→ Records supplied
-.-.-

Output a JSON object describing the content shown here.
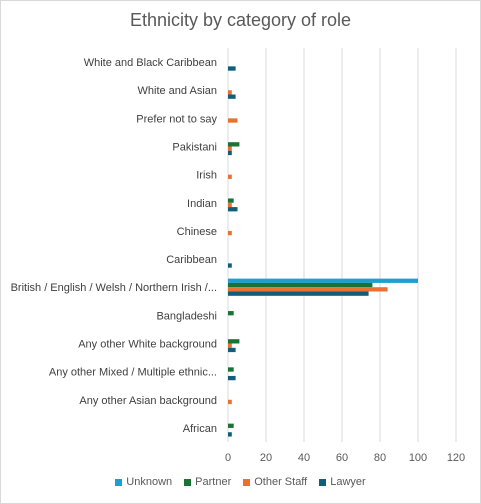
{
  "chart_data": {
    "type": "bar",
    "orientation": "horizontal",
    "title": "Ethnicity by category of role",
    "categories": [
      "White and Black Caribbean",
      "White and Asian",
      "Prefer not to say",
      "Pakistani",
      "Irish",
      "Indian",
      "Chinese",
      "Caribbean",
      "British / English / Welsh / Northern Irish /...",
      "Bangladeshi",
      "Any other White background",
      "Any other Mixed / Multiple ethnic...",
      "Any other Asian background",
      "African"
    ],
    "series": [
      {
        "name": "Unknown",
        "color": "#1f9ed1",
        "values": [
          0,
          0,
          0,
          0,
          0,
          0,
          0,
          0,
          100,
          0,
          0,
          0,
          0,
          0
        ]
      },
      {
        "name": "Partner",
        "color": "#1a7334",
        "values": [
          0,
          0,
          0,
          6,
          0,
          3,
          0,
          0,
          76,
          3,
          6,
          3,
          0,
          3
        ]
      },
      {
        "name": "Other Staff",
        "color": "#e97132",
        "values": [
          0,
          2,
          5,
          2,
          2,
          2,
          2,
          0,
          84,
          0,
          2,
          0,
          2,
          0
        ]
      },
      {
        "name": "Lawyer",
        "color": "#0f5e7a",
        "values": [
          4,
          4,
          0,
          2,
          0,
          5,
          0,
          2,
          74,
          0,
          4,
          4,
          0,
          2
        ]
      }
    ],
    "xlim": [
      0,
      120
    ],
    "xticks": [
      0,
      20,
      40,
      60,
      80,
      100,
      120
    ],
    "grid": "vertical",
    "legend": "bottom"
  }
}
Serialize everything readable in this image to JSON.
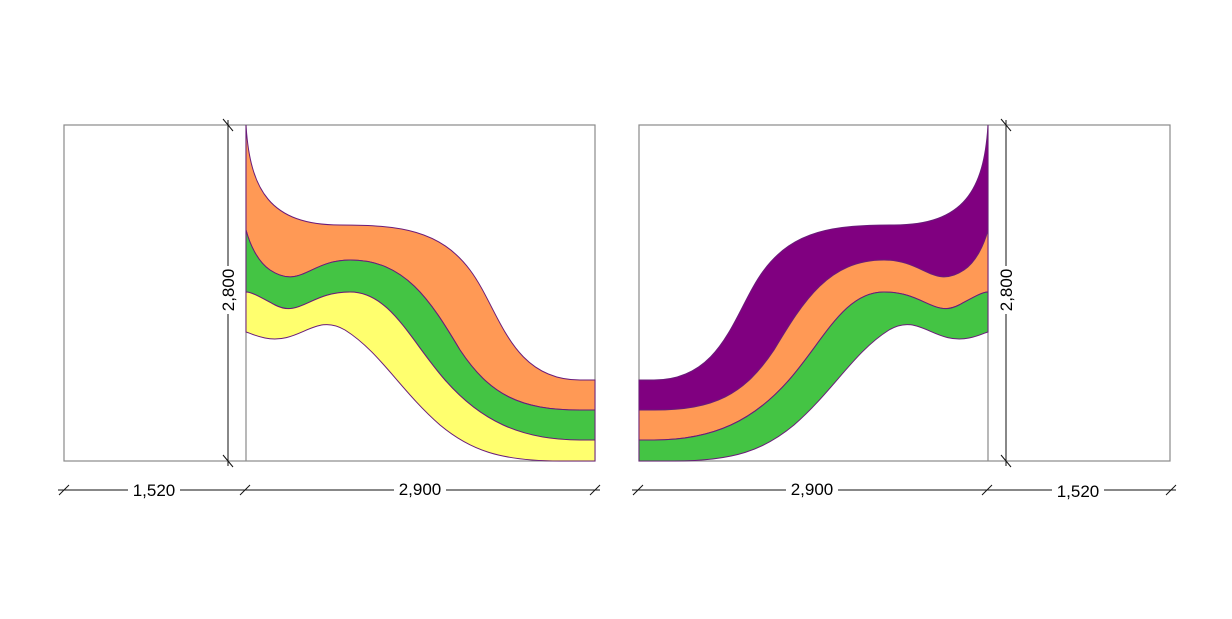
{
  "colors": {
    "purple": "#800080",
    "orange": "#FF9955",
    "green": "#44C444",
    "yellow": "#FFFF6E",
    "outline": "#6A1B7A",
    "frame": "#8A8A8A"
  },
  "left_drawing": {
    "dim_side_width": "1,520",
    "dim_main_width": "2,900",
    "dim_height": "2,800",
    "bands": [
      "orange",
      "green",
      "yellow"
    ]
  },
  "right_drawing": {
    "dim_main_width": "2,900",
    "dim_side_width": "1,520",
    "dim_height": "2,800",
    "bands": [
      "purple",
      "orange",
      "green"
    ]
  }
}
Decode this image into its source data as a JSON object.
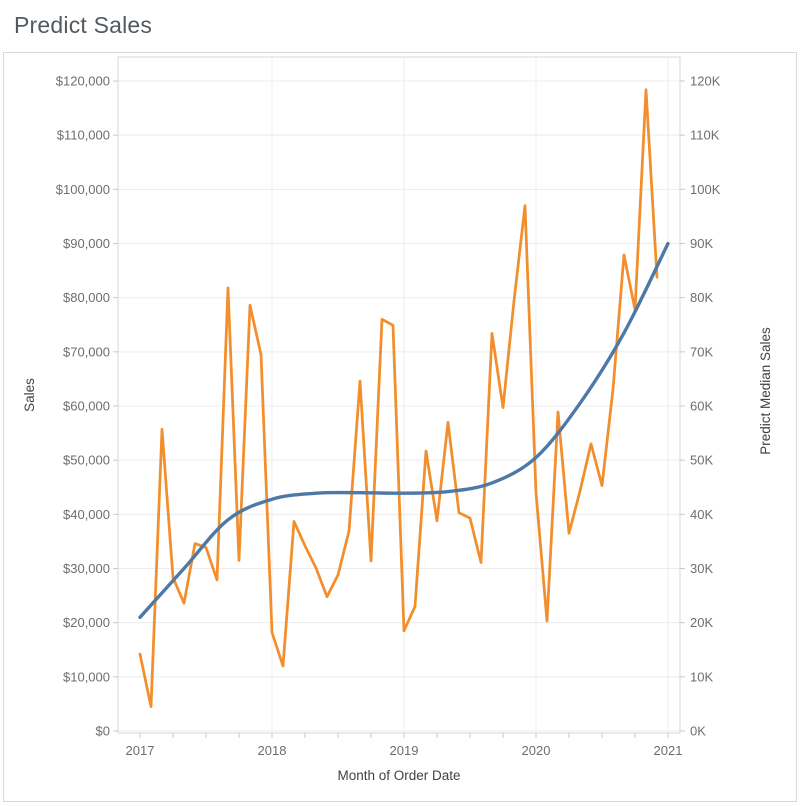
{
  "title": "Predict Sales",
  "chart_data": {
    "type": "line",
    "title": "Predict Sales",
    "grid": true,
    "legend_position": "none",
    "x_axis": {
      "title": "Month of Order Date",
      "tick_labels": [
        "2017",
        "2018",
        "2019",
        "2020",
        "2021"
      ],
      "start_month": "2017-01",
      "end_month": "2021-01",
      "minor_tick_interval_months": 3
    },
    "y_left": {
      "title": "Sales",
      "lim": [
        0,
        125000
      ],
      "tick_values": [
        0,
        10000,
        20000,
        30000,
        40000,
        50000,
        60000,
        70000,
        80000,
        90000,
        100000,
        110000,
        120000
      ],
      "tick_labels": [
        "$0",
        "$10,000",
        "$20,000",
        "$30,000",
        "$40,000",
        "$50,000",
        "$60,000",
        "$70,000",
        "$80,000",
        "$90,000",
        "$100,000",
        "$110,000",
        "$120,000"
      ]
    },
    "y_right": {
      "title": "Predict Median Sales",
      "lim": [
        0,
        125000
      ],
      "tick_values": [
        0,
        10000,
        20000,
        30000,
        40000,
        50000,
        60000,
        70000,
        80000,
        90000,
        100000,
        110000,
        120000
      ],
      "tick_labels": [
        "0K",
        "10K",
        "20K",
        "30K",
        "40K",
        "50K",
        "60K",
        "70K",
        "80K",
        "90K",
        "100K",
        "110K",
        "120K"
      ]
    },
    "series": [
      {
        "name": "Sales",
        "axis": "left",
        "color": "#F28E2B",
        "line_width": 2.75,
        "style": "jagged-monthly",
        "start_month": "2017-01",
        "values": [
          14200,
          4500,
          55700,
          28300,
          23600,
          34600,
          33900,
          27900,
          81800,
          31500,
          78600,
          69500,
          18200,
          12000,
          38700,
          34200,
          30100,
          24800,
          28800,
          36900,
          64600,
          31400,
          76000,
          74900,
          18500,
          23000,
          51700,
          38800,
          57000,
          40300,
          39300,
          31100,
          73400,
          59700,
          79400,
          97000,
          44000,
          20300,
          58900,
          36500,
          44300,
          53000,
          45300,
          63100,
          87900,
          77800,
          118400,
          83800
        ]
      },
      {
        "name": "Predict Median Sales",
        "axis": "right",
        "color": "#4E79A7",
        "line_width": 3.4,
        "style": "smooth",
        "points_month_value": [
          [
            0,
            21000
          ],
          [
            4,
            30000
          ],
          [
            8,
            39000
          ],
          [
            12,
            42800
          ],
          [
            16,
            43900
          ],
          [
            20,
            44000
          ],
          [
            24,
            43900
          ],
          [
            28,
            44200
          ],
          [
            32,
            45800
          ],
          [
            36,
            50500
          ],
          [
            40,
            60500
          ],
          [
            44,
            73500
          ],
          [
            48,
            90000
          ]
        ]
      }
    ],
    "colors": {
      "sales_line": "#F28E2B",
      "predict_line": "#4E79A7",
      "gridline": "#ececec",
      "plot_border": "#d7d7d7",
      "tick_mark": "#c9c9c9",
      "tick_text": "#6e6e6e",
      "axis_title_text": "#424242",
      "title_text": "#54595e"
    }
  }
}
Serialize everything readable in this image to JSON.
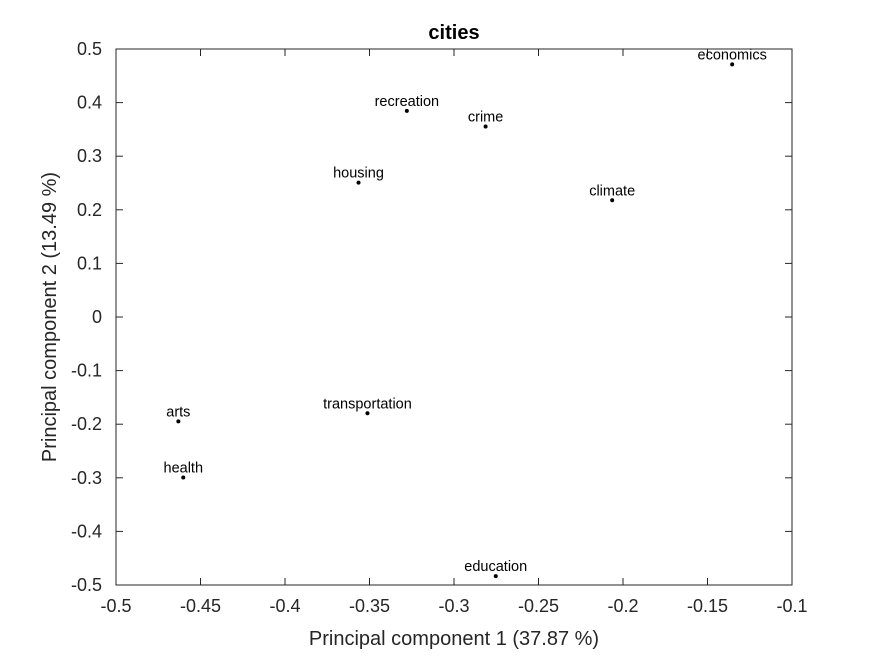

-.-.-

→ Written task
Write the lines above out again exactly, without any of their pictures.

→ Response to this task
Output a JSON object describing the content shown here.
{
  "chart_data": {
    "type": "bar",
    "orientation": "horizontal",
    "title": "Ethnicity by category of role",
    "categories": [
      "White and Black Caribbean",
      "White and Asian",
      "Prefer not to say",
      "Pakistani",
      "Irish",
      "Indian",
      "Chinese",
      "Caribbean",
      "British / English / Welsh / Northern Irish /...",
      "Bangladeshi",
      "Any other White background",
      "Any other Mixed / Multiple ethnic...",
      "Any other Asian background",
      "African"
    ],
    "series": [
      {
        "name": "Unknown",
        "color": "#1f9ed1",
        "values": [
          0,
          0,
          0,
          0,
          0,
          0,
          0,
          0,
          100,
          0,
          0,
          0,
          0,
          0
        ]
      },
      {
        "name": "Partner",
        "color": "#1a7334",
        "values": [
          0,
          0,
          0,
          6,
          0,
          3,
          0,
          0,
          76,
          3,
          6,
          3,
          0,
          3
        ]
      },
      {
        "name": "Other Staff",
        "color": "#e97132",
        "values": [
          0,
          2,
          5,
          2,
          2,
          2,
          2,
          0,
          84,
          0,
          2,
          0,
          2,
          0
        ]
      },
      {
        "name": "Lawyer",
        "color": "#0f5e7a",
        "values": [
          4,
          4,
          0,
          2,
          0,
          5,
          0,
          2,
          74,
          0,
          4,
          4,
          0,
          2
        ]
      }
    ],
    "xlim": [
      0,
      120
    ],
    "xticks": [
      0,
      20,
      40,
      60,
      80,
      100,
      120
    ],
    "grid": "vertical",
    "legend": "bottom"
  }
}
Serialize everything readable in this image to JSON.
{
  "colors": {
    "purple": "#800080",
    "orange": "#FF9955",
    "green": "#44C444",
    "yellow": "#FFFF6E",
    "outline": "#6A1B7A",
    "frame": "#8A8A8A"
  },
  "left_drawing": {
    "dim_side_width": "1,520",
    "dim_main_width": "2,900",
    "dim_height": "2,800",
    "bands": [
      "orange",
      "green",
      "yellow"
    ]
  },
  "right_drawing": {
    "dim_main_width": "2,900",
    "dim_side_width": "1,520",
    "dim_height": "2,800",
    "bands": [
      "purple",
      "orange",
      "green"
    ]
  }
}
Decode this image into its source data as a JSON object.
{
  "title": "Predict Sales",
  "chart_data": {
    "type": "line",
    "title": "Predict Sales",
    "grid": true,
    "legend_position": "none",
    "x_axis": {
      "title": "Month of Order Date",
      "tick_labels": [
        "2017",
        "2018",
        "2019",
        "2020",
        "2021"
      ],
      "start_month": "2017-01",
      "end_month": "2021-01",
      "minor_tick_interval_months": 3
    },
    "y_left": {
      "title": "Sales",
      "lim": [
        0,
        125000
      ],
      "tick_values": [
        0,
        10000,
        20000,
        30000,
        40000,
        50000,
        60000,
        70000,
        80000,
        90000,
        100000,
        110000,
        120000
      ],
      "tick_labels": [
        "$0",
        "$10,000",
        "$20,000",
        "$30,000",
        "$40,000",
        "$50,000",
        "$60,000",
        "$70,000",
        "$80,000",
        "$90,000",
        "$100,000",
        "$110,000",
        "$120,000"
      ]
    },
    "y_right": {
      "title": "Predict Median Sales",
      "lim": [
        0,
        125000
      ],
      "tick_values": [
        0,
        10000,
        20000,
        30000,
        40000,
        50000,
        60000,
        70000,
        80000,
        90000,
        100000,
        110000,
        120000
      ],
      "tick_labels": [
        "0K",
        "10K",
        "20K",
        "30K",
        "40K",
        "50K",
        "60K",
        "70K",
        "80K",
        "90K",
        "100K",
        "110K",
        "120K"
      ]
    },
    "series": [
      {
        "name": "Sales",
        "axis": "left",
        "color": "#F28E2B",
        "line_width": 2.75,
        "style": "jagged-monthly",
        "start_month": "2017-01",
        "values": [
          14200,
          4500,
          55700,
          28300,
          23600,
          34600,
          33900,
          27900,
          81800,
          31500,
          78600,
          69500,
          18200,
          12000,
          38700,
          34200,
          30100,
          24800,
          28800,
          36900,
          64600,
          31400,
          76000,
          74900,
          18500,
          23000,
          51700,
          38800,
          57000,
          40300,
          39300,
          31100,
          73400,
          59700,
          79400,
          97000,
          44000,
          20300,
          58900,
          36500,
          44300,
          53000,
          45300,
          63100,
          87900,
          77800,
          118400,
          83800
        ]
      },
      {
        "name": "Predict Median Sales",
        "axis": "right",
        "color": "#4E79A7",
        "line_width": 3.4,
        "style": "smooth",
        "points_month_value": [
          [
            0,
            21000
          ],
          [
            4,
            30000
          ],
          [
            8,
            39000
          ],
          [
            12,
            42800
          ],
          [
            16,
            43900
          ],
          [
            20,
            44000
          ],
          [
            24,
            43900
          ],
          [
            28,
            44200
          ],
          [
            32,
            45800
          ],
          [
            36,
            50500
          ],
          [
            40,
            60500
          ],
          [
            44,
            73500
          ],
          [
            48,
            90000
          ]
        ]
      }
    ],
    "colors": {
      "sales_line": "#F28E2B",
      "predict_line": "#4E79A7",
      "gridline": "#ececec",
      "plot_border": "#d7d7d7",
      "tick_mark": "#c9c9c9",
      "tick_text": "#6e6e6e",
      "axis_title_text": "#424242",
      "title_text": "#54595e"
    }
  }
}
Serialize everything readable in this image to JSON.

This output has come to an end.